» Written instruction:
Omit the images, then print each record below exactly as it reads.

(Collection entries)
************
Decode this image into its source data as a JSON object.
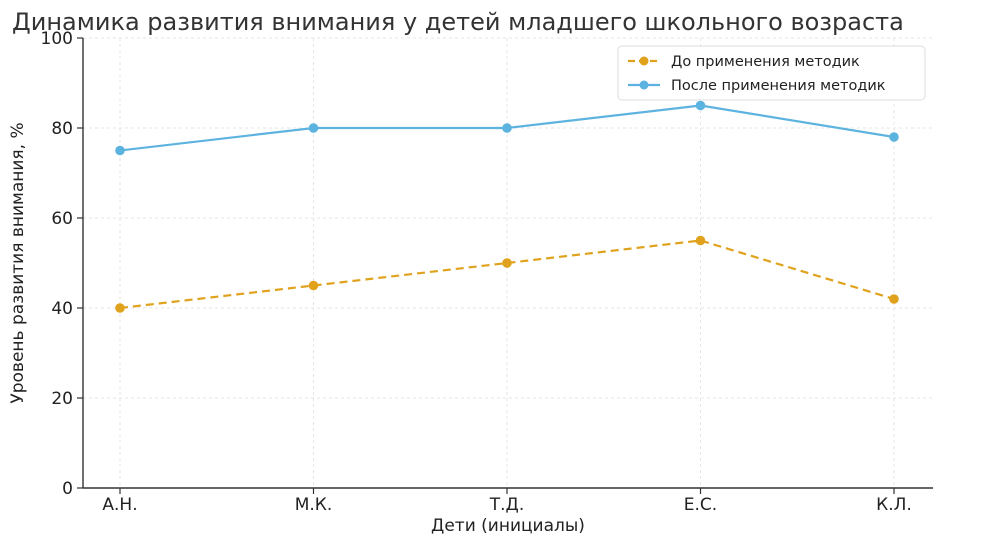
{
  "chart_data": {
    "type": "line",
    "title": "Динамика развития внимания у детей младшего школьного возраста",
    "xlabel": "Дети (инициалы)",
    "ylabel": "Уровень развития внимания, %",
    "categories": [
      "А.Н.",
      "М.К.",
      "Т.Д.",
      "Е.С.",
      "К.Л."
    ],
    "ylim": [
      0,
      100
    ],
    "yticks": [
      "0",
      "20",
      "40",
      "60",
      "80",
      "100"
    ],
    "grid": true,
    "legend_position": "top-right",
    "series": [
      {
        "name": "До применения методик",
        "values": [
          40,
          45,
          50,
          55,
          42
        ],
        "color": "#E0A21C",
        "line_style": "dashed",
        "marker": "circle"
      },
      {
        "name": "После применения методик",
        "values": [
          75,
          80,
          80,
          85,
          78
        ],
        "color": "#5DB3E0",
        "line_style": "solid",
        "marker": "circle"
      }
    ]
  }
}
************
» Solved exercise:
Decode this image into its source data as a JSON object.
{
  "chart_data": {
    "type": "line",
    "title": "Динамика развития внимания у детей младшего школьного возраста",
    "xlabel": "Дети (инициалы)",
    "ylabel": "Уровень развития внимания, %",
    "categories": [
      "А.Н.",
      "М.К.",
      "Т.Д.",
      "Е.С.",
      "К.Л."
    ],
    "ylim": [
      0,
      100
    ],
    "yticks": [
      "0",
      "20",
      "40",
      "60",
      "80",
      "100"
    ],
    "grid": true,
    "legend_position": "top-right",
    "series": [
      {
        "name": "До применения методик",
        "values": [
          40,
          45,
          50,
          55,
          42
        ],
        "color": "#E0A21C",
        "line_style": "dashed",
        "marker": "circle"
      },
      {
        "name": "После применения методик",
        "values": [
          75,
          80,
          80,
          85,
          78
        ],
        "color": "#5DB3E0",
        "line_style": "solid",
        "marker": "circle"
      }
    ]
  }
}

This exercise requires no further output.